[Figure data in JSON]
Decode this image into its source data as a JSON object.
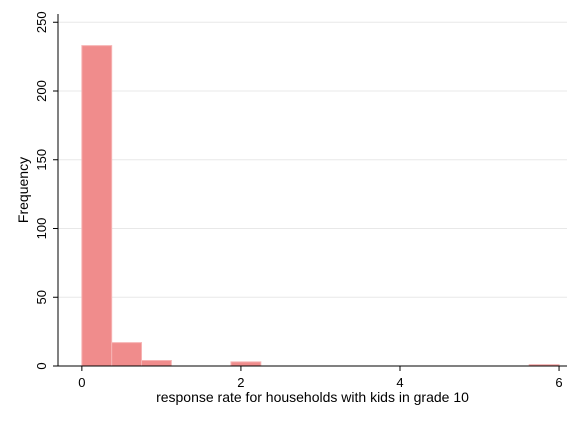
{
  "chart_data": {
    "type": "bar",
    "title": "",
    "xlabel": "response rate for households with kids in grade 10",
    "ylabel": "Frequency",
    "xlim": [
      -0.3,
      6.1
    ],
    "ylim": [
      0,
      256
    ],
    "x_ticks": [
      0,
      2,
      4,
      6
    ],
    "y_ticks": [
      0,
      50,
      100,
      150,
      200,
      250
    ],
    "grid": true,
    "legend": "none",
    "bar_color": "#f08c8c",
    "bar_edge_color": "#f6b3b3",
    "grid_color": "#e8e8e8",
    "bins": [
      {
        "x0": 0.0,
        "x1": 0.375,
        "count": 233
      },
      {
        "x0": 0.375,
        "x1": 0.75,
        "count": 17
      },
      {
        "x0": 0.75,
        "x1": 1.125,
        "count": 4
      },
      {
        "x0": 1.125,
        "x1": 1.5,
        "count": 0
      },
      {
        "x0": 1.5,
        "x1": 1.875,
        "count": 0
      },
      {
        "x0": 1.875,
        "x1": 2.25,
        "count": 3
      },
      {
        "x0": 2.25,
        "x1": 2.625,
        "count": 0
      },
      {
        "x0": 2.625,
        "x1": 3.0,
        "count": 0
      },
      {
        "x0": 3.0,
        "x1": 3.375,
        "count": 0
      },
      {
        "x0": 3.375,
        "x1": 3.75,
        "count": 0
      },
      {
        "x0": 3.75,
        "x1": 4.125,
        "count": 0
      },
      {
        "x0": 4.125,
        "x1": 4.5,
        "count": 0
      },
      {
        "x0": 4.5,
        "x1": 4.875,
        "count": 0
      },
      {
        "x0": 4.875,
        "x1": 5.25,
        "count": 0
      },
      {
        "x0": 5.25,
        "x1": 5.625,
        "count": 0
      },
      {
        "x0": 5.625,
        "x1": 6.0,
        "count": 1
      }
    ]
  }
}
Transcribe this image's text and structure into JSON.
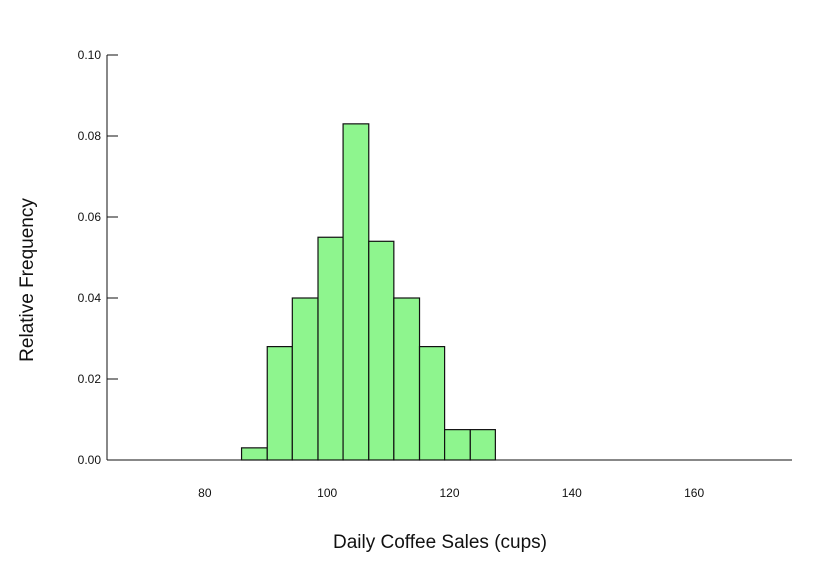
{
  "colors": {
    "bar_fill": "#8ef58e",
    "bar_edge": "#111111"
  },
  "chart_data": {
    "type": "bar",
    "style": "histogram",
    "xlabel": "Daily Coffee Sales (cups)",
    "ylabel": "Relative Frequency",
    "xlim": [
      64,
      176
    ],
    "ylim": [
      0,
      0.1
    ],
    "xticks": [
      80,
      100,
      120,
      140,
      160
    ],
    "yticks": [
      0.0,
      0.02,
      0.04,
      0.06,
      0.08,
      0.1
    ],
    "ytick_labels": [
      "0.00",
      "0.02",
      "0.04",
      "0.06",
      "0.08",
      "0.10"
    ],
    "grid": false,
    "bins": [
      {
        "x0": 86.0,
        "x1": 90.2,
        "value": 0.003
      },
      {
        "x0": 90.2,
        "x1": 94.3,
        "value": 0.028
      },
      {
        "x0": 94.3,
        "x1": 98.5,
        "value": 0.04
      },
      {
        "x0": 98.5,
        "x1": 102.6,
        "value": 0.055
      },
      {
        "x0": 102.6,
        "x1": 106.8,
        "value": 0.083
      },
      {
        "x0": 106.8,
        "x1": 110.9,
        "value": 0.054
      },
      {
        "x0": 110.9,
        "x1": 115.1,
        "value": 0.04
      },
      {
        "x0": 115.1,
        "x1": 119.2,
        "value": 0.028
      },
      {
        "x0": 119.2,
        "x1": 123.4,
        "value": 0.0075
      },
      {
        "x0": 123.4,
        "x1": 127.5,
        "value": 0.0075
      }
    ]
  }
}
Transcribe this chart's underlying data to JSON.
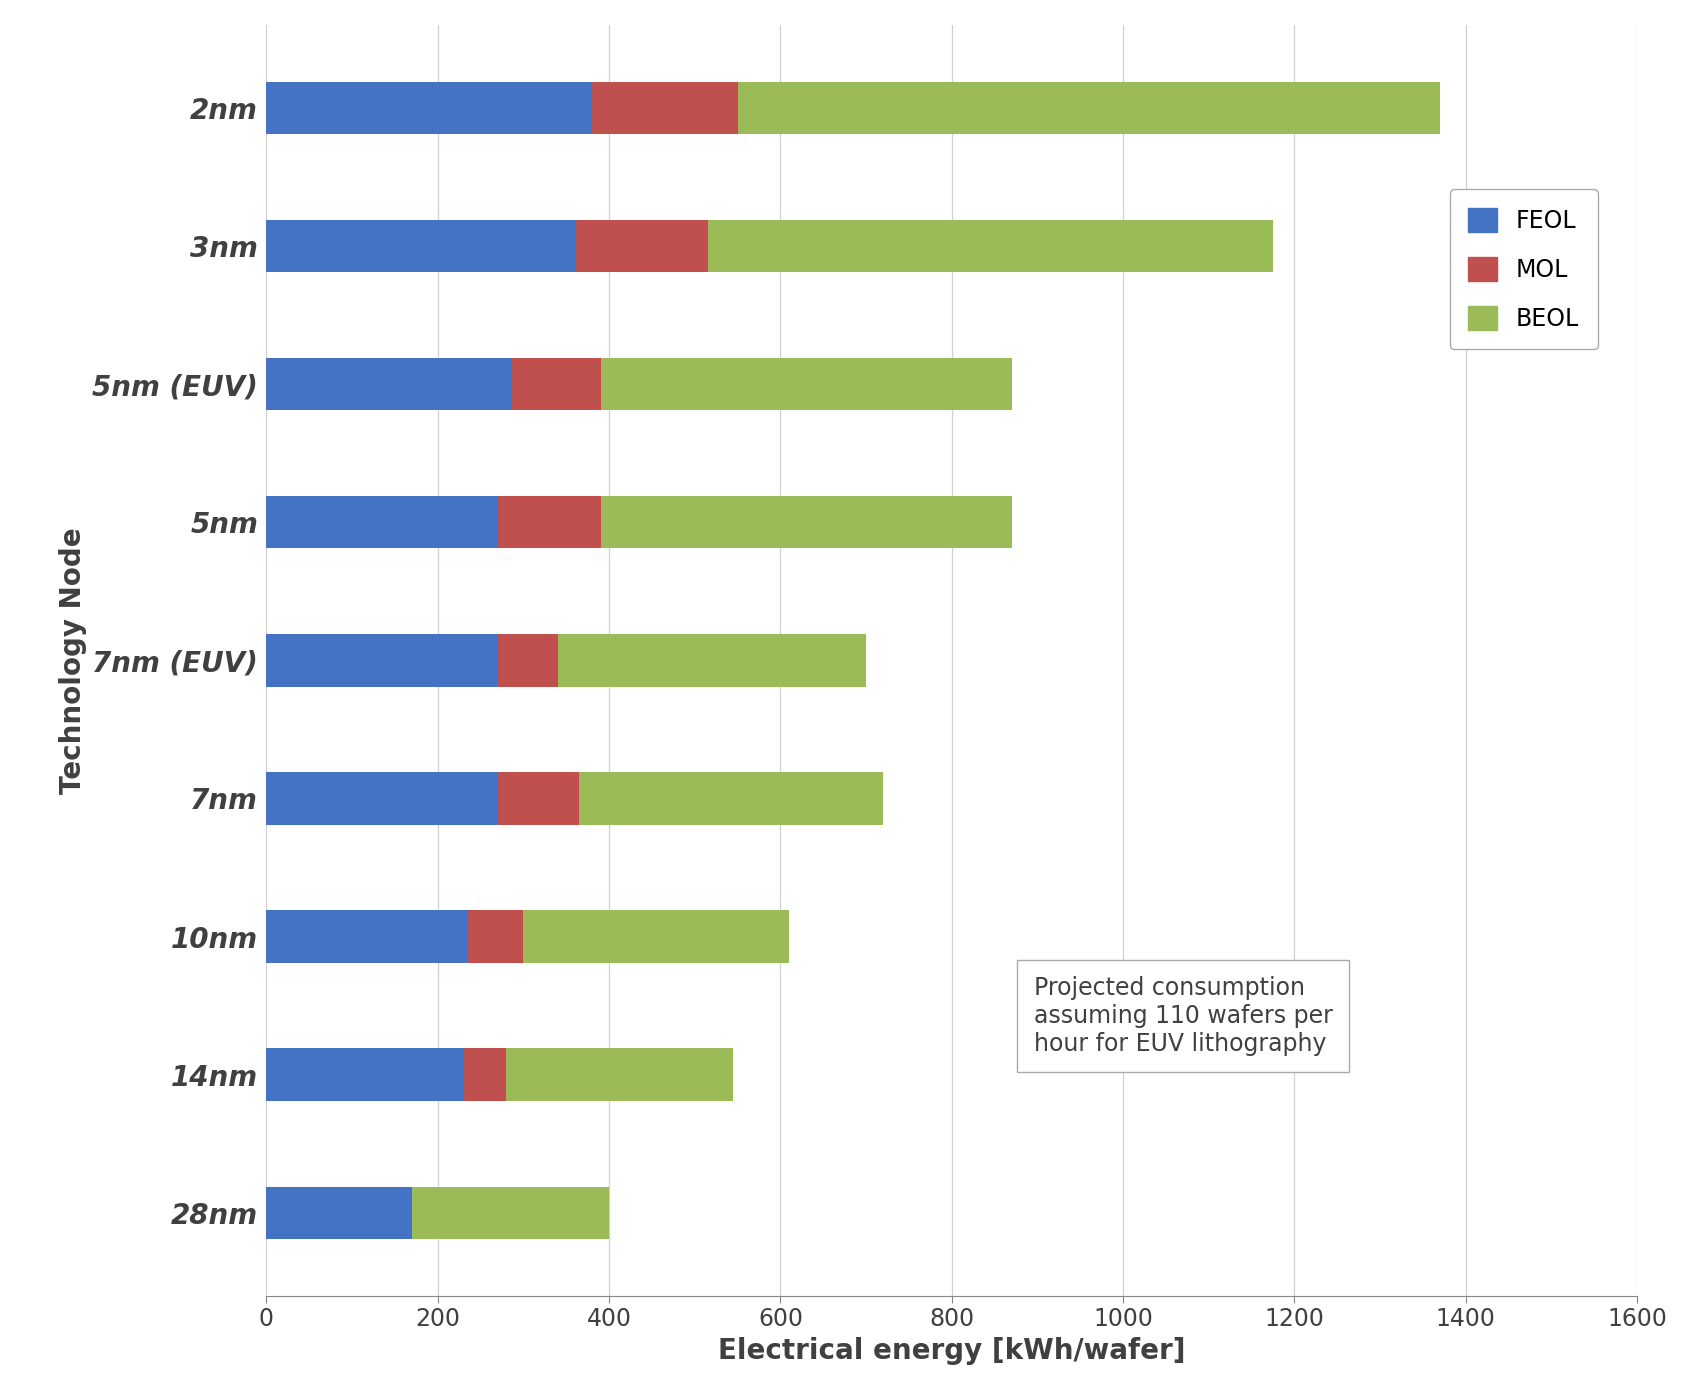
{
  "categories": [
    "28nm",
    "14nm",
    "10nm",
    "7nm",
    "7nm (EUV)",
    "5nm",
    "5nm (EUV)",
    "3nm",
    "2nm"
  ],
  "FEOL": [
    170,
    230,
    235,
    270,
    270,
    270,
    285,
    360,
    380
  ],
  "MOL": [
    0,
    50,
    65,
    95,
    70,
    120,
    105,
    155,
    170
  ],
  "BEOL": [
    230,
    265,
    310,
    355,
    360,
    480,
    480,
    660,
    820
  ],
  "feol_color": "#4472C4",
  "mol_color": "#C0504D",
  "beol_color": "#9BBB59",
  "xlabel": "Electrical energy [kWh/wafer]",
  "ylabel": "Technology Node",
  "xlim": [
    0,
    1600
  ],
  "xticks": [
    0,
    200,
    400,
    600,
    800,
    1000,
    1200,
    1400,
    1600
  ],
  "annotation": "Projected consumption\nassuming 110 wafers per\nhour for EUV lithography",
  "background_color": "#FFFFFF",
  "grid_color": "#D0D0D0",
  "legend_labels": [
    "FEOL",
    "MOL",
    "BEOL"
  ],
  "bar_height": 0.38,
  "xlabel_fontsize": 20,
  "ylabel_fontsize": 20,
  "tick_fontsize": 17,
  "legend_fontsize": 17,
  "ytick_fontsize": 20,
  "annotation_fontsize": 17
}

(Exercise task)
Take the records above and transcribe them exactly, dropping every picture.

(Answer for the task)
Decode this image into its source data as a JSON object.
{
  "chart_data": {
    "type": "bar",
    "title": "",
    "xlabel": "response rate for households with kids in grade 10",
    "ylabel": "Frequency",
    "xlim": [
      -0.3,
      6.1
    ],
    "ylim": [
      0,
      256
    ],
    "x_ticks": [
      0,
      2,
      4,
      6
    ],
    "y_ticks": [
      0,
      50,
      100,
      150,
      200,
      250
    ],
    "grid": true,
    "legend": "none",
    "bar_color": "#f08c8c",
    "bar_edge_color": "#f6b3b3",
    "grid_color": "#e8e8e8",
    "bins": [
      {
        "x0": 0.0,
        "x1": 0.375,
        "count": 233
      },
      {
        "x0": 0.375,
        "x1": 0.75,
        "count": 17
      },
      {
        "x0": 0.75,
        "x1": 1.125,
        "count": 4
      },
      {
        "x0": 1.125,
        "x1": 1.5,
        "count": 0
      },
      {
        "x0": 1.5,
        "x1": 1.875,
        "count": 0
      },
      {
        "x0": 1.875,
        "x1": 2.25,
        "count": 3
      },
      {
        "x0": 2.25,
        "x1": 2.625,
        "count": 0
      },
      {
        "x0": 2.625,
        "x1": 3.0,
        "count": 0
      },
      {
        "x0": 3.0,
        "x1": 3.375,
        "count": 0
      },
      {
        "x0": 3.375,
        "x1": 3.75,
        "count": 0
      },
      {
        "x0": 3.75,
        "x1": 4.125,
        "count": 0
      },
      {
        "x0": 4.125,
        "x1": 4.5,
        "count": 0
      },
      {
        "x0": 4.5,
        "x1": 4.875,
        "count": 0
      },
      {
        "x0": 4.875,
        "x1": 5.25,
        "count": 0
      },
      {
        "x0": 5.25,
        "x1": 5.625,
        "count": 0
      },
      {
        "x0": 5.625,
        "x1": 6.0,
        "count": 1
      }
    ]
  }
}
Transcribe this image's text and structure into JSON.
{
  "colors": {
    "bar_fill": "#8ef58e",
    "bar_edge": "#111111"
  },
  "chart_data": {
    "type": "bar",
    "style": "histogram",
    "xlabel": "Daily Coffee Sales (cups)",
    "ylabel": "Relative Frequency",
    "xlim": [
      64,
      176
    ],
    "ylim": [
      0,
      0.1
    ],
    "xticks": [
      80,
      100,
      120,
      140,
      160
    ],
    "yticks": [
      0.0,
      0.02,
      0.04,
      0.06,
      0.08,
      0.1
    ],
    "ytick_labels": [
      "0.00",
      "0.02",
      "0.04",
      "0.06",
      "0.08",
      "0.10"
    ],
    "grid": false,
    "bins": [
      {
        "x0": 86.0,
        "x1": 90.2,
        "value": 0.003
      },
      {
        "x0": 90.2,
        "x1": 94.3,
        "value": 0.028
      },
      {
        "x0": 94.3,
        "x1": 98.5,
        "value": 0.04
      },
      {
        "x0": 98.5,
        "x1": 102.6,
        "value": 0.055
      },
      {
        "x0": 102.6,
        "x1": 106.8,
        "value": 0.083
      },
      {
        "x0": 106.8,
        "x1": 110.9,
        "value": 0.054
      },
      {
        "x0": 110.9,
        "x1": 115.1,
        "value": 0.04
      },
      {
        "x0": 115.1,
        "x1": 119.2,
        "value": 0.028
      },
      {
        "x0": 119.2,
        "x1": 123.4,
        "value": 0.0075
      },
      {
        "x0": 123.4,
        "x1": 127.5,
        "value": 0.0075
      }
    ]
  }
}
Transcribe this chart's underlying data to JSON.
{
  "categories": [
    "28nm",
    "14nm",
    "10nm",
    "7nm",
    "7nm (EUV)",
    "5nm",
    "5nm (EUV)",
    "3nm",
    "2nm"
  ],
  "FEOL": [
    170,
    230,
    235,
    270,
    270,
    270,
    285,
    360,
    380
  ],
  "MOL": [
    0,
    50,
    65,
    95,
    70,
    120,
    105,
    155,
    170
  ],
  "BEOL": [
    230,
    265,
    310,
    355,
    360,
    480,
    480,
    660,
    820
  ],
  "feol_color": "#4472C4",
  "mol_color": "#C0504D",
  "beol_color": "#9BBB59",
  "xlabel": "Electrical energy [kWh/wafer]",
  "ylabel": "Technology Node",
  "xlim": [
    0,
    1600
  ],
  "xticks": [
    0,
    200,
    400,
    600,
    800,
    1000,
    1200,
    1400,
    1600
  ],
  "annotation": "Projected consumption\nassuming 110 wafers per\nhour for EUV lithography",
  "background_color": "#FFFFFF",
  "grid_color": "#D0D0D0",
  "legend_labels": [
    "FEOL",
    "MOL",
    "BEOL"
  ],
  "bar_height": 0.38,
  "xlabel_fontsize": 20,
  "ylabel_fontsize": 20,
  "tick_fontsize": 17,
  "legend_fontsize": 17,
  "ytick_fontsize": 20,
  "annotation_fontsize": 17
}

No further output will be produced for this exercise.